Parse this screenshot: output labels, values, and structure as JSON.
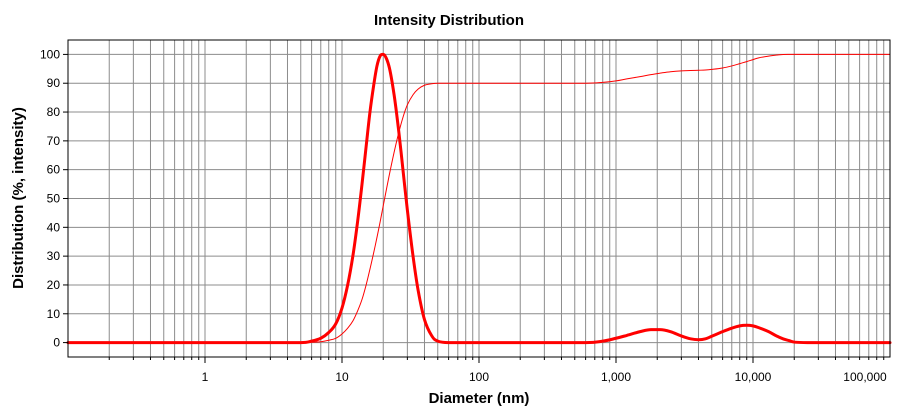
{
  "chart_data": {
    "type": "line",
    "title": "Intensity Distribution",
    "xlabel": "Diameter (nm)",
    "ylabel": "Distribution (%, intensity)",
    "xscale": "log",
    "xlim": [
      0.1,
      100000
    ],
    "ylim": [
      -5,
      105
    ],
    "grid": true,
    "legend": "none",
    "x_ticks": [
      {
        "value": 1,
        "label": "1"
      },
      {
        "value": 10,
        "label": "10"
      },
      {
        "value": 100,
        "label": "100"
      },
      {
        "value": 1000,
        "label": "1,000"
      },
      {
        "value": 10000,
        "label": "10,000"
      },
      {
        "value": 100000,
        "label": "100,000"
      }
    ],
    "y_ticks": [
      {
        "value": 0,
        "label": "0"
      },
      {
        "value": 10,
        "label": "10"
      },
      {
        "value": 20,
        "label": "20"
      },
      {
        "value": 30,
        "label": "30"
      },
      {
        "value": 40,
        "label": "40"
      },
      {
        "value": 50,
        "label": "50"
      },
      {
        "value": 60,
        "label": "60"
      },
      {
        "value": 70,
        "label": "70"
      },
      {
        "value": 80,
        "label": "80"
      },
      {
        "value": 90,
        "label": "90"
      },
      {
        "value": 100,
        "label": "100"
      }
    ],
    "series": [
      {
        "color": "#ff0000",
        "style": "thick",
        "x": [
          0.1,
          1,
          3,
          5,
          6,
          7,
          8,
          9,
          10,
          11,
          12,
          13,
          14,
          15,
          16,
          17,
          18,
          19,
          20,
          22,
          24,
          26,
          28,
          30,
          33,
          36,
          40,
          45,
          50,
          60,
          70,
          100,
          300,
          600,
          800,
          1000,
          1200,
          1500,
          1800,
          2100,
          2500,
          3000,
          3500,
          4000,
          4500,
          5000,
          6000,
          7000,
          8000,
          9000,
          10000,
          11000,
          13000,
          15000,
          18000,
          25000,
          100000
        ],
        "y": [
          0,
          0,
          0,
          0,
          0.5,
          1.5,
          3.5,
          6.5,
          12,
          20,
          30,
          42,
          55,
          68,
          80,
          89,
          96,
          99.5,
          100,
          96,
          86,
          73,
          59,
          46,
          30,
          18,
          8,
          2.5,
          0.5,
          0,
          0,
          0,
          0,
          0,
          0.5,
          1.5,
          2.5,
          3.8,
          4.5,
          4.5,
          3.8,
          2.3,
          1.3,
          1.0,
          1.3,
          2.2,
          3.8,
          5.0,
          5.8,
          6.0,
          5.8,
          5.2,
          3.8,
          2.2,
          0.8,
          0,
          0
        ]
      },
      {
        "color": "#ff0000",
        "style": "thin",
        "x": [
          0.1,
          1,
          3,
          5,
          6,
          7,
          8,
          9,
          10,
          11,
          12,
          13,
          14,
          15,
          16,
          17,
          18,
          19,
          20,
          22,
          24,
          26,
          28,
          30,
          33,
          36,
          40,
          45,
          50,
          60,
          100,
          300,
          600,
          800,
          1000,
          1200,
          1500,
          1800,
          2100,
          2500,
          3000,
          3500,
          4000,
          4500,
          5000,
          6000,
          7000,
          8000,
          9000,
          10000,
          11000,
          13000,
          15000,
          18000,
          25000,
          100000
        ],
        "y": [
          0,
          0,
          0,
          0,
          0.1,
          0.3,
          0.8,
          1.5,
          3,
          5,
          7.5,
          11,
          15,
          20,
          25.5,
          31,
          36.5,
          42,
          47.5,
          57.5,
          66,
          73,
          78.5,
          82.5,
          86,
          88,
          89.3,
          89.8,
          90,
          90,
          90,
          90,
          90,
          90.3,
          90.8,
          91.5,
          92.3,
          93,
          93.5,
          94,
          94.3,
          94.4,
          94.5,
          94.6,
          94.8,
          95.3,
          96,
          96.8,
          97.5,
          98.2,
          98.8,
          99.4,
          99.8,
          100,
          100,
          100
        ]
      }
    ]
  }
}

-- Directive --
Reply with nothing but the number of lines that contain the word "Distribution".

-- Reply to the exercise --
2